[Entries with figure data]

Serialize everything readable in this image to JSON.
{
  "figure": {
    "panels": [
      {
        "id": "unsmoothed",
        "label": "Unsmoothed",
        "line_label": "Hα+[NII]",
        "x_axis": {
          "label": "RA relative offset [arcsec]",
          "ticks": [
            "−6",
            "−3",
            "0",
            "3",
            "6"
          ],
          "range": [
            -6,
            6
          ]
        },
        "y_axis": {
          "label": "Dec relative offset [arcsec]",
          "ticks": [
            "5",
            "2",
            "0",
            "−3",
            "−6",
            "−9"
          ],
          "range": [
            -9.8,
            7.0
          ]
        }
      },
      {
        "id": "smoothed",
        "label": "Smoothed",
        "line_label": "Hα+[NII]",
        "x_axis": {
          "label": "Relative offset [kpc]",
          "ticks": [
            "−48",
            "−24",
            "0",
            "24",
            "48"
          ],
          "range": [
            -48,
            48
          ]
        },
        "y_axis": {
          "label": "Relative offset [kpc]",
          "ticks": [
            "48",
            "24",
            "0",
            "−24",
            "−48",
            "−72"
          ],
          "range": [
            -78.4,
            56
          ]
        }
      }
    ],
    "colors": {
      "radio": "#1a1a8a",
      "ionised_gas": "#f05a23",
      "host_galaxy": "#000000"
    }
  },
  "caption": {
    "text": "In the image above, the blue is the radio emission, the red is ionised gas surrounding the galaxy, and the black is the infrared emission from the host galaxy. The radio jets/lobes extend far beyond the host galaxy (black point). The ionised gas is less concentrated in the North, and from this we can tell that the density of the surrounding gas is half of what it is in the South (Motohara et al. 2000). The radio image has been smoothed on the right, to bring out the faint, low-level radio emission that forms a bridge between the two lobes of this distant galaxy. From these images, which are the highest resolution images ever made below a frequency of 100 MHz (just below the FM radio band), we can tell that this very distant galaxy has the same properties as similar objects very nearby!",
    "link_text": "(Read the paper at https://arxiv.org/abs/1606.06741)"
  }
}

▸ **Description of the task**
Each line of the listing above should be output exactly.

▸ **Exercise result**
Serialize everything readable in this image to JSON.
{
  "figure": {
    "panels": [
      {
        "id": "unsmoothed",
        "label": "Unsmoothed",
        "line_label": "Hα+[NII]",
        "x_axis": {
          "label": "RA relative offset [arcsec]",
          "ticks": [
            "−6",
            "−3",
            "0",
            "3",
            "6"
          ],
          "range": [
            -6,
            6
          ]
        },
        "y_axis": {
          "label": "Dec relative offset [arcsec]",
          "ticks": [
            "5",
            "2",
            "0",
            "−3",
            "−6",
            "−9"
          ],
          "range": [
            -9.8,
            7.0
          ]
        }
      },
      {
        "id": "smoothed",
        "label": "Smoothed",
        "line_label": "Hα+[NII]",
        "x_axis": {
          "label": "Relative offset [kpc]",
          "ticks": [
            "−48",
            "−24",
            "0",
            "24",
            "48"
          ],
          "range": [
            -48,
            48
          ]
        },
        "y_axis": {
          "label": "Relative offset [kpc]",
          "ticks": [
            "48",
            "24",
            "0",
            "−24",
            "−48",
            "−72"
          ],
          "range": [
            -78.4,
            56
          ]
        }
      }
    ],
    "colors": {
      "radio": "#1a1a8a",
      "ionised_gas": "#f05a23",
      "host_galaxy": "#000000"
    }
  },
  "caption": {
    "text": "In the image above, the blue is the radio emission, the red is ionised gas surrounding the galaxy, and the black is the infrared emission from the host galaxy. The radio jets/lobes extend far beyond the host galaxy (black point). The ionised gas is less concentrated in the North, and from this we can tell that the density of the surrounding gas is half of what it is in the South (Motohara et al. 2000). The radio image has been smoothed on the right, to bring out the faint, low-level radio emission that forms a bridge between the two lobes of this distant galaxy. From these images, which are the highest resolution images ever made below a frequency of 100 MHz (just below the FM radio band), we can tell that this very distant galaxy has the same properties as similar objects very nearby!",
    "link_text": "(Read the paper at https://arxiv.org/abs/1606.06741)"
  }
}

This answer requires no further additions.